• **DATA FOR PROCESSING**:
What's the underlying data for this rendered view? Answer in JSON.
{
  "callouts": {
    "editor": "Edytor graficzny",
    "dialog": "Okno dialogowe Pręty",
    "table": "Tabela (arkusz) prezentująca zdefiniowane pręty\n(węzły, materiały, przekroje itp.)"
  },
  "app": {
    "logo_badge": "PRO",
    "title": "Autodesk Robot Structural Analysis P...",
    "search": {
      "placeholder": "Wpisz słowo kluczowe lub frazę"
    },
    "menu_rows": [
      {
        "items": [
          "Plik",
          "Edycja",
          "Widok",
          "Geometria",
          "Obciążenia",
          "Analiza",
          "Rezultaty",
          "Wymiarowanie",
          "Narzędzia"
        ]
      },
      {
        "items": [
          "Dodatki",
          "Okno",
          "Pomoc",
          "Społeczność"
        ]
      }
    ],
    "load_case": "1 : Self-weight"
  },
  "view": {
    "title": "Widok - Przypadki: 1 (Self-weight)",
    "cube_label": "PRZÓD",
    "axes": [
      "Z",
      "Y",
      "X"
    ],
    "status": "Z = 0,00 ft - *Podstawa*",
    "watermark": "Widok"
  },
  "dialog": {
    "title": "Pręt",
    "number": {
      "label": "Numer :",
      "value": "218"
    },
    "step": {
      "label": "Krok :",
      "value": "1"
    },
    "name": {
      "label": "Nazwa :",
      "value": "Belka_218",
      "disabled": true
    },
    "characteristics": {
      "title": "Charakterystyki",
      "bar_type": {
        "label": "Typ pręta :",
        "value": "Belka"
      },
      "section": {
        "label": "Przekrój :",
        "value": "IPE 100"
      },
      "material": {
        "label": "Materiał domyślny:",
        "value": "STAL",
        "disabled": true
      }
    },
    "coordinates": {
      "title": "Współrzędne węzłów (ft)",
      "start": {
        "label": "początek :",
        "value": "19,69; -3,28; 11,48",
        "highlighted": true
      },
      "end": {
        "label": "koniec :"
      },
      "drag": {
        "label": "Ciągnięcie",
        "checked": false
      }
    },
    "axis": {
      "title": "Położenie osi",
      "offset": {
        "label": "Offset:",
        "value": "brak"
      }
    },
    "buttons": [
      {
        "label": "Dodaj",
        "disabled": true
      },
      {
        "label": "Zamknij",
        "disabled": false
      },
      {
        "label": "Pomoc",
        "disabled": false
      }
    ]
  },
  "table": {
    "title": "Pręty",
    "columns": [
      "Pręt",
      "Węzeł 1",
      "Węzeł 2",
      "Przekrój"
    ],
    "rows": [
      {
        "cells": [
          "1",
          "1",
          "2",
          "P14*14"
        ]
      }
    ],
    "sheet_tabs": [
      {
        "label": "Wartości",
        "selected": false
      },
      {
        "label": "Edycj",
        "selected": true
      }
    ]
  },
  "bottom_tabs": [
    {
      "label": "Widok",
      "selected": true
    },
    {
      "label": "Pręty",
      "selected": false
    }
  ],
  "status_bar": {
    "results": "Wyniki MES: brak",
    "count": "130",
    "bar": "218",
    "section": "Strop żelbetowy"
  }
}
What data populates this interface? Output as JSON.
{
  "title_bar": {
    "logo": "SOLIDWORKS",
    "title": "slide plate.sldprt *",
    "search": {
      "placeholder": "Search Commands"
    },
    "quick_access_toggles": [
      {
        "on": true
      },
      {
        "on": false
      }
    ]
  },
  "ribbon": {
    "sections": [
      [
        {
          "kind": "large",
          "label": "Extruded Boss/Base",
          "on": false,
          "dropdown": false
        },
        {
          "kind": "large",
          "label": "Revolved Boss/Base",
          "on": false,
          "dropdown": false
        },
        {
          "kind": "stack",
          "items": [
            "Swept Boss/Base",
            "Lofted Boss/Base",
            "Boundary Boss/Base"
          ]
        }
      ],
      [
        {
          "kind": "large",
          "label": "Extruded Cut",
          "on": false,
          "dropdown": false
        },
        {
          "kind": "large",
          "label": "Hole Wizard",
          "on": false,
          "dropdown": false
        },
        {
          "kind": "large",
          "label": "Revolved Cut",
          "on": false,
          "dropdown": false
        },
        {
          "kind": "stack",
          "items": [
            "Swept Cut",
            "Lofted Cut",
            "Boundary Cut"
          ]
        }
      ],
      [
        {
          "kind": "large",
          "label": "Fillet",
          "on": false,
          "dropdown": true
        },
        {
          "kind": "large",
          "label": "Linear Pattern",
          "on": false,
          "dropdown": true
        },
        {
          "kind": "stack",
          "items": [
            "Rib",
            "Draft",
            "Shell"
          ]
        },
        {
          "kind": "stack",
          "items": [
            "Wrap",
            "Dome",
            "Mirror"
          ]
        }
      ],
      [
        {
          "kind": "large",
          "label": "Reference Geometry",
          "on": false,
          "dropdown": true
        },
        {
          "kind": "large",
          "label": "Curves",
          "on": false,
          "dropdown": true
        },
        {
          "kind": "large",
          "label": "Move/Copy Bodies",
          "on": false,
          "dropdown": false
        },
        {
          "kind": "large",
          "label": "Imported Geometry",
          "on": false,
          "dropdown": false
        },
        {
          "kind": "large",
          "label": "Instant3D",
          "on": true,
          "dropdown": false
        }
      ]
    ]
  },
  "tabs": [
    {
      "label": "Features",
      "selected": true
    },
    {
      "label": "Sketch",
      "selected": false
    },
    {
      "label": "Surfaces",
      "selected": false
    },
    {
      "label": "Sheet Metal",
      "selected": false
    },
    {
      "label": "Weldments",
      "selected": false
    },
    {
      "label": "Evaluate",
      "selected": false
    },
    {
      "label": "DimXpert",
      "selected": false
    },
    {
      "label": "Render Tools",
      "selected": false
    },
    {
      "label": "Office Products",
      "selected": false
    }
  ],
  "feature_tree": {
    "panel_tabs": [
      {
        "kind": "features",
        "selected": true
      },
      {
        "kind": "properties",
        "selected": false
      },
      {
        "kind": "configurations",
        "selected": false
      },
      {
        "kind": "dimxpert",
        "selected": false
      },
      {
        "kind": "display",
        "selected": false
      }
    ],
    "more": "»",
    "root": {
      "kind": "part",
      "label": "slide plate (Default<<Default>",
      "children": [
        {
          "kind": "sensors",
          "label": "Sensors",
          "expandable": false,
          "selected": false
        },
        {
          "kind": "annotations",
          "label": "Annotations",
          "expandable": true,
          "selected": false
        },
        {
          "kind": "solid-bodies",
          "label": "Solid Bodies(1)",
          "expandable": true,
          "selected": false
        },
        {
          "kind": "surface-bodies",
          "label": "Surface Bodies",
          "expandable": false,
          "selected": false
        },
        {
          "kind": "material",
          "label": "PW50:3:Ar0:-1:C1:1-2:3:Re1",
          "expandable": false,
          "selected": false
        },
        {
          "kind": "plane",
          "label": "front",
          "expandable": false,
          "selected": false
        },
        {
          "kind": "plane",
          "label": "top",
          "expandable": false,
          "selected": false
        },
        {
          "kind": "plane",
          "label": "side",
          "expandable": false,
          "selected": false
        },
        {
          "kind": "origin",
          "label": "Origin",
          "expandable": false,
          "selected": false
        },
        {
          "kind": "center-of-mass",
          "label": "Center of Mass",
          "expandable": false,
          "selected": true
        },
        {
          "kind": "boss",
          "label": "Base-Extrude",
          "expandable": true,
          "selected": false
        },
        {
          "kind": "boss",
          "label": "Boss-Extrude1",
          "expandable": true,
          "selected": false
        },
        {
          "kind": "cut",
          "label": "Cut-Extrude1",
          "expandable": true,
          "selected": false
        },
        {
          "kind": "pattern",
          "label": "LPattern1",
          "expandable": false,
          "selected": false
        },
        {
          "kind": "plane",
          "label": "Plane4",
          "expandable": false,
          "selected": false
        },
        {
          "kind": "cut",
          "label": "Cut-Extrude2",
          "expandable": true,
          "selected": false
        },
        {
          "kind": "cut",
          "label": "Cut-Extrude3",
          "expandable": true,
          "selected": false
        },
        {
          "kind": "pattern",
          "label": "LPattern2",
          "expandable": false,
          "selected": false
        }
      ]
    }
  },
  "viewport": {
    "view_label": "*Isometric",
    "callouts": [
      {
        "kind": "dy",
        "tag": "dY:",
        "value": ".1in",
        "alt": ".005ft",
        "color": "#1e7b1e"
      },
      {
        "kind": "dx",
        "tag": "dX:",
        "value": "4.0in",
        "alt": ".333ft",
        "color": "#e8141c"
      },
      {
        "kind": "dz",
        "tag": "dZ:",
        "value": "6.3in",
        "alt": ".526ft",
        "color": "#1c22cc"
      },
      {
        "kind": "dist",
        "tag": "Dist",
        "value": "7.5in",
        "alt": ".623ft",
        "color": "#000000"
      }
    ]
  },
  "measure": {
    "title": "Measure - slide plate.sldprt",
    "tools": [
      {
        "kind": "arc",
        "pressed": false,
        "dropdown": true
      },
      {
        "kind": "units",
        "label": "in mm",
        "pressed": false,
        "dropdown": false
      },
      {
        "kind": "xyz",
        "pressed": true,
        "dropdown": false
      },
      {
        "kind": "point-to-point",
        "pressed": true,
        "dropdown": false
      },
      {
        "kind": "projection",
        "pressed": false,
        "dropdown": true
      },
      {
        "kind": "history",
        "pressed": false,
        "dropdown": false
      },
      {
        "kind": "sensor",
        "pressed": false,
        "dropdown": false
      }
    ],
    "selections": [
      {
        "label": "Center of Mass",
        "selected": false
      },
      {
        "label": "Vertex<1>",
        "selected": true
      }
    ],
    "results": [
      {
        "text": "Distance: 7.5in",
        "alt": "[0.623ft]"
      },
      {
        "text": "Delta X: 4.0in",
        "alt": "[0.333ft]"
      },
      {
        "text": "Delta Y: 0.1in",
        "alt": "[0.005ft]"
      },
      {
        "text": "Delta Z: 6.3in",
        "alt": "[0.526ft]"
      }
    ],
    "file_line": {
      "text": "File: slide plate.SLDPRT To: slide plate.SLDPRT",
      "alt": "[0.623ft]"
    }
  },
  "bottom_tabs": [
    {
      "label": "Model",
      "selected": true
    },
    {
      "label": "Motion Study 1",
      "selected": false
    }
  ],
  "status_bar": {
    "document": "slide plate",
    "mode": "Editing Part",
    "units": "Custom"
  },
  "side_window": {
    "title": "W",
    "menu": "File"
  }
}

• **THE TASK**: Tally the lines in this data that hold the word "Base" and state only the count.

• **EXERCISE OUTPUT**: 6